Source text
On Thu, Apr 21, 2011 at 10:53:41AM +0200, Corinna Vinschen wrote:
>On Apr 19 14:16, Ryan Johnson wrote:
>> On 19/04/2011 12:01 PM, Corinna Vinschen wrote:
>> >On Apr 19 11:38, Ryan Johnson wrote:
>> >>BTW, /cygdrive/c/Windows/System32/locale.nls seems to be the reason
>> >>that even statically linked dlls don't always load in the same place
>> >>twice in a row.
>> >How so?  And then, when is it loaded?  I assume that this file is
>> >fetched as soon as the GetLocaleInfo function is called.  What OS
>> >are you using?  If it's Vista or later, there's a chance that the
>> >LocaleNameToLCID function is the culprit as well.  But the real
>> >problem is, how can that be worked around?  For the locale stuff
>> >we need these functions.
>> (subject changed to reflect what we're actually discussing)
>> 
>> I'm using Win7-x64.
>> 
>> When locale.nls gets mapped in, Windows doesn't always put it in the
>> same place. As a result, fork() can run into all the usual problems
>> with DLL base addresses, except it can bite even statically-linked
>> dlls.
>> [...]
>> Recall that cygfoo.dll and cygbar.dll both want to load at 00660000.

Source material
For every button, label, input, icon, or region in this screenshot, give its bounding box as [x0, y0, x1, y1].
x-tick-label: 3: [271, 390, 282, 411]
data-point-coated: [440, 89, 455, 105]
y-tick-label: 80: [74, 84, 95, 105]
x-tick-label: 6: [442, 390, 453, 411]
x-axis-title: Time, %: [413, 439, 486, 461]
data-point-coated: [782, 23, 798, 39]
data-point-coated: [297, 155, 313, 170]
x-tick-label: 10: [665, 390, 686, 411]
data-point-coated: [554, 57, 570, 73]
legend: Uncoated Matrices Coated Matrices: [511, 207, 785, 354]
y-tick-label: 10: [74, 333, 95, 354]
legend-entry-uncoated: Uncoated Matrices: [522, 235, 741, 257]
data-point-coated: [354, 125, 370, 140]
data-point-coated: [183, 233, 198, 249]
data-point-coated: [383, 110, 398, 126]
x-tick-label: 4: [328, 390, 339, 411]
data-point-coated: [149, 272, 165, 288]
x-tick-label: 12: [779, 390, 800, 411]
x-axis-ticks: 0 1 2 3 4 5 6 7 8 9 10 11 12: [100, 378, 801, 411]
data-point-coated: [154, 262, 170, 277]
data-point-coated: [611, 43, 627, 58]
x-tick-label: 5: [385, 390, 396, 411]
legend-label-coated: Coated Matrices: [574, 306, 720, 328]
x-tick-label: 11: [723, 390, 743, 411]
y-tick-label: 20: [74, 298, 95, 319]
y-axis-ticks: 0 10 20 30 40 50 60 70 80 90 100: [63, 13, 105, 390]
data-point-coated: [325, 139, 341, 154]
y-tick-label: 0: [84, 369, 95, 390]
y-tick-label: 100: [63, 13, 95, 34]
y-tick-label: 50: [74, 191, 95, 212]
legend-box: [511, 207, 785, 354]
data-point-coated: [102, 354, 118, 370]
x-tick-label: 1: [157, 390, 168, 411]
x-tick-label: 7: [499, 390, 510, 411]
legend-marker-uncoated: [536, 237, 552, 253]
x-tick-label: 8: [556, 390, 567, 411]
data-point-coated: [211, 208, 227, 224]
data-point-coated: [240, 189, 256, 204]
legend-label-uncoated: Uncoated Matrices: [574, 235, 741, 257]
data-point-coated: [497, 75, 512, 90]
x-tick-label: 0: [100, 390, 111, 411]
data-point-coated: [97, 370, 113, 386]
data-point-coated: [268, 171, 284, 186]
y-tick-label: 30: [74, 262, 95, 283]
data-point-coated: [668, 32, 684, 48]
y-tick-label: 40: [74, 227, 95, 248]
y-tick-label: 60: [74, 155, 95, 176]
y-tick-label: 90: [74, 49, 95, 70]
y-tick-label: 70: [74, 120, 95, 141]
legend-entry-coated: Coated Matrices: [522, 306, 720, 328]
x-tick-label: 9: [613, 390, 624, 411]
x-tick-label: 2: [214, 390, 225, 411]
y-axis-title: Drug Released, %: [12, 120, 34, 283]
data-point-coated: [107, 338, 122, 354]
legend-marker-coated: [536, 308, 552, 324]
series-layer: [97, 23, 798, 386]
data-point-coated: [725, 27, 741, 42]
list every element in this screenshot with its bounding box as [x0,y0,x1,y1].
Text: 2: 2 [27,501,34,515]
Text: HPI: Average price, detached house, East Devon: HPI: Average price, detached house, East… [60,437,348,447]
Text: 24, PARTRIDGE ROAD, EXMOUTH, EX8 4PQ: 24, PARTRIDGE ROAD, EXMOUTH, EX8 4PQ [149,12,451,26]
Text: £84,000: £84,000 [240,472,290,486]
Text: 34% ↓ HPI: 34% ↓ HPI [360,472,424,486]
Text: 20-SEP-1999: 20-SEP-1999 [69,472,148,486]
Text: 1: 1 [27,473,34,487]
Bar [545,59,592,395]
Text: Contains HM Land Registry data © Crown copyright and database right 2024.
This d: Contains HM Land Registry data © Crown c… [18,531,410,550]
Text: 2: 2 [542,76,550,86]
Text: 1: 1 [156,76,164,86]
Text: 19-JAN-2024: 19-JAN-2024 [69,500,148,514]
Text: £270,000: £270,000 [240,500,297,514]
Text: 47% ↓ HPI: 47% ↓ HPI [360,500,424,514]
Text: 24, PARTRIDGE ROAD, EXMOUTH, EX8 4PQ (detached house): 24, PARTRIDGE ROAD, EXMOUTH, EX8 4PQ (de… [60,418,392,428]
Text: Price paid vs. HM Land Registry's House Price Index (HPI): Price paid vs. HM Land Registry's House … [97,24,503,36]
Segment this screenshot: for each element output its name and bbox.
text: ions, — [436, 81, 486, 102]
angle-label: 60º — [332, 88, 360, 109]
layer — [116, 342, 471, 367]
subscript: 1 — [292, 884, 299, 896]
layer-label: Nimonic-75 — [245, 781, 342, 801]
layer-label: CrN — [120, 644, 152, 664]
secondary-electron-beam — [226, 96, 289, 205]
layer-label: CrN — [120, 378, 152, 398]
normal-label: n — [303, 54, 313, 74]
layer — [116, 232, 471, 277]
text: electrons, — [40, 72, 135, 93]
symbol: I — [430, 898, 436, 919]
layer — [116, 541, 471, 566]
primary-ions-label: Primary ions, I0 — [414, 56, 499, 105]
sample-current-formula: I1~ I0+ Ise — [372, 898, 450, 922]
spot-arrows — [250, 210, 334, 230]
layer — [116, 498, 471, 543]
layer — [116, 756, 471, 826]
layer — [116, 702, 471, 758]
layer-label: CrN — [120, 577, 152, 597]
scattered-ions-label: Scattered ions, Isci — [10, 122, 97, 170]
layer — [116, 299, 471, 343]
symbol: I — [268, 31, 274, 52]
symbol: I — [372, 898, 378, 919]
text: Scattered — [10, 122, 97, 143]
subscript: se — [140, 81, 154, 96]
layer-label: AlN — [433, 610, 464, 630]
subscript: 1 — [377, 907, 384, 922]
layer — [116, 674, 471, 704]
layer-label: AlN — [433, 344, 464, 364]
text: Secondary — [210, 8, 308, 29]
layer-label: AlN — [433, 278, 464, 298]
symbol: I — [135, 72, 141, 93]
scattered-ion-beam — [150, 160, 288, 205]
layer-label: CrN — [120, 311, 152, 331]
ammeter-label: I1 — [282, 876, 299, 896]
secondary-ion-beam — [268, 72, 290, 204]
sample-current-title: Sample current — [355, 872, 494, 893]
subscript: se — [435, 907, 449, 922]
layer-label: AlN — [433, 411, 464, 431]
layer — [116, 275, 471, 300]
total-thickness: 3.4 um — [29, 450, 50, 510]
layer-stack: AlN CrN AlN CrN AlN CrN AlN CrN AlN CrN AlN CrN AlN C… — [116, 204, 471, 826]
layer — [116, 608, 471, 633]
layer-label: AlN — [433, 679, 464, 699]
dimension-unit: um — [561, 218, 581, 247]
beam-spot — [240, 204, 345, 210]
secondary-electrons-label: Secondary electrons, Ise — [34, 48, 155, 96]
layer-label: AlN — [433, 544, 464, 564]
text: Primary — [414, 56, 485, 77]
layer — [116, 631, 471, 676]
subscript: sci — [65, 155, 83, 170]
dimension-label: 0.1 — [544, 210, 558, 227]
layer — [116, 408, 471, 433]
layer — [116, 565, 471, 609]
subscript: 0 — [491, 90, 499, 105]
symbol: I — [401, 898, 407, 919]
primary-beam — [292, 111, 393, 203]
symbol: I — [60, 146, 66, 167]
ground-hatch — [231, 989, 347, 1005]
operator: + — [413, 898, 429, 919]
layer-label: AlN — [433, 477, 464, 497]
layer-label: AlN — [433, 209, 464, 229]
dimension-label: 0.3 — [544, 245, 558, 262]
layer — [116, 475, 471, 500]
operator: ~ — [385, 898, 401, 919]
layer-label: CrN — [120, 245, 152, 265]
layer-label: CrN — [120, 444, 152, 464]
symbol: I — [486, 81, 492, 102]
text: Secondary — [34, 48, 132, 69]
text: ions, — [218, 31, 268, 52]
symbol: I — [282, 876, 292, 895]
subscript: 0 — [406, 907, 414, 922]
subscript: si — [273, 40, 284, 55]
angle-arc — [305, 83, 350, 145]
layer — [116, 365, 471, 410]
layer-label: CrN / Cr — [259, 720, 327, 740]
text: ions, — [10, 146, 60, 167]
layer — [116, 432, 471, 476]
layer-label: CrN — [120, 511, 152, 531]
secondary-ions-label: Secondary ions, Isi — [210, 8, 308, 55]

Task
Resume the mailing-list discussion about locale.nls and DLL base addresses after its last sentence.

Task result
>> The latter always gets the coveted base address because it always
>> loads first (last in link order? luck?). In the parent, locale.nls
>> maps to 002B0000, while cygfoo.dll loads at 00320000. The child, on
>> the other hand, puts cygfoo.dll at 002B0000, and maps locale.nls to
>> 00380000. That latter address is reserved for some sort of anonymous
>> memory in the parent (most likely a thread stack,*** since there are
>> some guarded pages at 003B9000 and it's not a heap). My best guess
>> is that this stack lives at 00410000 in the child, which is free
>> space in the parent.
>
>Unfortunately there's no way set the thread stack address manually.
>If we want to have that under control we would have to create a thread,
>then create a new stack and free the original one.  That's kind of
>tricky.  Or slow.

Actually that's what alloc_stack_hard_way does but we surely don't want
to use this for every thread or every fork.